§ The task
Can you set down every line of the listing below word for word, leaving the pictures out?
>> begin Entries provided
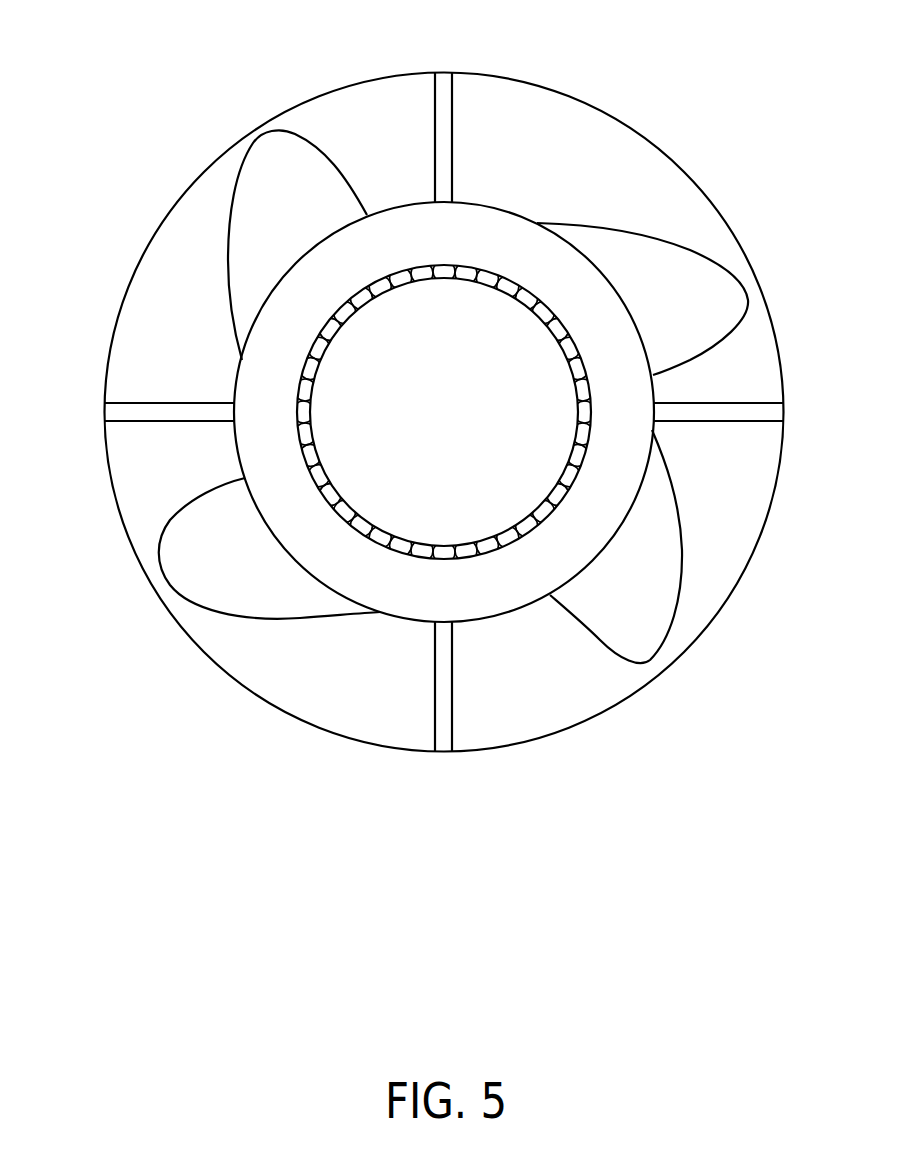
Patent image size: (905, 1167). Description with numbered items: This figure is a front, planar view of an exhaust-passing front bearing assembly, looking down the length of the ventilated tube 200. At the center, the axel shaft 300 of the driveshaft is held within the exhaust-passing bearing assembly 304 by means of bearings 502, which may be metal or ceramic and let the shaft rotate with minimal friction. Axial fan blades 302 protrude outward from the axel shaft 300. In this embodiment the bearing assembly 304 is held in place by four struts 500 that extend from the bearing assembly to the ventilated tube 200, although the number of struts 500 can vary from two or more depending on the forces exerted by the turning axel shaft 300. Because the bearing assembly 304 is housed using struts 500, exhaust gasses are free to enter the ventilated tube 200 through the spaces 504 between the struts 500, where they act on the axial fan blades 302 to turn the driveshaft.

The ventilated tube 200 is at (533, 745).
The axel shaft 300 is at (472, 418).
The axial fan blades 302 is at (258, 197).
The bearing assembly 304 is at (248, 452).
The struts 500 is at (443, 82).
The bearings 502 is at (443, 268).
The spaces 504 is at (648, 152).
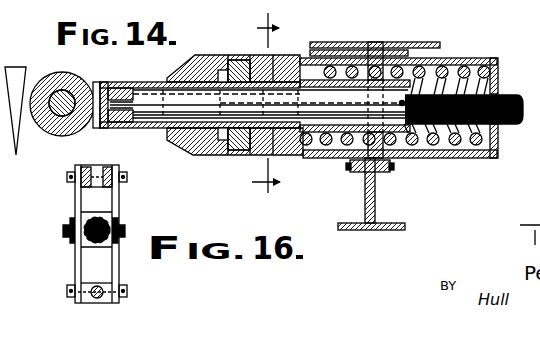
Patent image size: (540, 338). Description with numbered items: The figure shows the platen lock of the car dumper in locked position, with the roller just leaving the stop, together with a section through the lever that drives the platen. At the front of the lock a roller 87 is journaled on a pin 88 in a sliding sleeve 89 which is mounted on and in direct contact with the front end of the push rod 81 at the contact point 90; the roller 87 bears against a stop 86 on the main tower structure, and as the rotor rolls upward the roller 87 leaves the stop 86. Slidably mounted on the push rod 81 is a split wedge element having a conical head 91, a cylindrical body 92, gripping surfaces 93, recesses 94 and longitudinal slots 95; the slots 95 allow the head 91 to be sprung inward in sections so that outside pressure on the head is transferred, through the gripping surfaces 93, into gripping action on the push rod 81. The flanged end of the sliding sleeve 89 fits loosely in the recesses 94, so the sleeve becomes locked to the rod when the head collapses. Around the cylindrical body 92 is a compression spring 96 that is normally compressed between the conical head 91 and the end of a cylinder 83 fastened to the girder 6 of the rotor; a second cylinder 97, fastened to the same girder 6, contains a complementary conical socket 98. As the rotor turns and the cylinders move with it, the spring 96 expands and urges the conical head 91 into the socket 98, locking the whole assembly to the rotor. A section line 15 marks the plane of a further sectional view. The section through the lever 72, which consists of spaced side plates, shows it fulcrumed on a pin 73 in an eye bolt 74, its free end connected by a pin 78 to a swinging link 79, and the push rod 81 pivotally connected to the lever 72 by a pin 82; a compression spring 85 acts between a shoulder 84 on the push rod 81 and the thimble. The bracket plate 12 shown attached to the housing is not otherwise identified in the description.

In FIG. 14, the stop 86 is at (19, 70).
In FIG. 14, the roller 87 is at (45, 77).
In FIG. 14, the pin 88 is at (61, 98).
In FIG. 14, the sliding sleeve 89 is at (136, 82).
In FIG. 14, the contact point 90 is at (129, 88).
In FIG. 14, the push rod 81 is at (131, 100).
In FIG. 16, the push rod 81 is at (91, 242).
In FIG. 14, the cylinder 97 is at (193, 154).
In FIG. 14, the conical socket 98 is at (212, 156).
In FIG. 14, the recesses 94 is at (243, 156).
In FIG. 14, the longitudinal slots 95 is at (275, 66).
In FIG. 14, the gripping surfaces 93 is at (278, 157).
In FIG. 14, the conical head 91 is at (260, 68).
In FIG. 14, the cylinder 83 is at (496, 60).
In FIG. 14, the compression spring 96 is at (441, 142).
In FIG. 14, the bracket plate 12 is at (412, 42).
In FIG. 14, the cylindrical body 92 is at (398, 158).
In FIG. 14, the girder 6 is at (381, 230).
In FIG. 14, the section line 15 is at (274, 107).
In FIG. 16, the lever 72 is at (75, 202).
In FIG. 16, the swinging link 79 is at (97, 170).
In FIG. 16, the pin 78 is at (67, 176).
In FIG. 16, the shoulder 84 is at (103, 247).
In FIG. 16, the compression spring 85 is at (110, 213).
In FIG. 16, the pin 82 is at (63, 232).
In FIG. 16, the eye bolt 74 is at (95, 300).
In FIG. 16, the pin 73 is at (68, 292).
>> end Entries provided
§ Solved problem
Patent image size: (905, 1167). Description with numbered items: This figure is a front, planar view of an exhaust-passing front bearing assembly, looking down the length of the ventilated tube 200. At the center, the axel shaft 300 of the driveshaft is held within the exhaust-passing bearing assembly 304 by means of bearings 502, which may be metal or ceramic and let the shaft rotate with minimal friction. Axial fan blades 302 protrude outward from the axel shaft 300. In this embodiment the bearing assembly 304 is held in place by four struts 500 that extend from the bearing assembly to the ventilated tube 200, although the number of struts 500 can vary from two or more depending on the forces exerted by the turning axel shaft 300. Because the bearing assembly 304 is housed using struts 500, exhaust gasses are free to enter the ventilated tube 200 through the spaces 504 between the struts 500, where they act on the axial fan blades 302 to turn the driveshaft.

The ventilated tube 200 is at (533, 745).
The axel shaft 300 is at (472, 418).
The axial fan blades 302 is at (258, 197).
The bearing assembly 304 is at (248, 452).
The struts 500 is at (443, 82).
The bearings 502 is at (443, 268).
The spaces 504 is at (648, 152).
Patent image size: (540, 338). Description with numbered items: The figure shows the platen lock of the car dumper in locked position, with the roller just leaving the stop, together with a section through the lever that drives the platen. At the front of the lock a roller 87 is journaled on a pin 88 in a sliding sleeve 89 which is mounted on and in direct contact with the front end of the push rod 81 at the contact point 90; the roller 87 bears against a stop 86 on the main tower structure, and as the rotor rolls upward the roller 87 leaves the stop 86. Slidably mounted on the push rod 81 is a split wedge element having a conical head 91, a cylindrical body 92, gripping surfaces 93, recesses 94 and longitudinal slots 95; the slots 95 allow the head 91 to be sprung inward in sections so that outside pressure on the head is transferred, through the gripping surfaces 93, into gripping action on the push rod 81. The flanged end of the sliding sleeve 89 fits loosely in the recesses 94, so the sleeve becomes locked to the rod when the head collapses. Around the cylindrical body 92 is a compression spring 96 that is normally compressed between the conical head 91 and the end of a cylinder 83 fastened to the girder 6 of the rotor; a second cylinder 97, fastened to the same girder 6, contains a complementary conical socket 98. As the rotor turns and the cylinders move with it, the spring 96 expands and urges the conical head 91 into the socket 98, locking the whole assembly to the rotor. A section line 15 marks the plane of a further sectional view. The section through the lever 72, which consists of spaced side plates, shows it fulcrumed on a pin 73 in an eye bolt 74, its free end connected by a pin 78 to a swinging link 79, and the push rod 81 pivotally connected to the lever 72 by a pin 82; a compression spring 85 acts between a shoulder 84 on the push rod 81 and the thimble. The bracket plate 12 shown attached to the housing is not otherwise identified in the description.

In FIG. 14, the stop 86 is at (19, 70).
In FIG. 14, the roller 87 is at (45, 77).
In FIG. 14, the pin 88 is at (61, 98).
In FIG. 14, the sliding sleeve 89 is at (136, 82).
In FIG. 14, the contact point 90 is at (129, 88).
In FIG. 14, the push rod 81 is at (131, 100).
In FIG. 16, the push rod 81 is at (91, 242).
In FIG. 14, the cylinder 97 is at (193, 154).
In FIG. 14, the conical socket 98 is at (212, 156).
In FIG. 14, the recesses 94 is at (243, 156).
In FIG. 14, the longitudinal slots 95 is at (275, 66).
In FIG. 14, the gripping surfaces 93 is at (278, 157).
In FIG. 14, the conical head 91 is at (260, 68).
In FIG. 14, the cylinder 83 is at (496, 60).
In FIG. 14, the compression spring 96 is at (441, 142).
In FIG. 14, the bracket plate 12 is at (412, 42).
In FIG. 14, the cylindrical body 92 is at (398, 158).
In FIG. 14, the girder 6 is at (381, 230).
In FIG. 14, the section line 15 is at (274, 107).
In FIG. 16, the lever 72 is at (75, 202).
In FIG. 16, the swinging link 79 is at (97, 170).
In FIG. 16, the pin 78 is at (67, 176).
In FIG. 16, the shoulder 84 is at (103, 247).
In FIG. 16, the compression spring 85 is at (110, 213).
In FIG. 16, the pin 82 is at (63, 232).
In FIG. 16, the eye bolt 74 is at (95, 300).
In FIG. 16, the pin 73 is at (68, 292).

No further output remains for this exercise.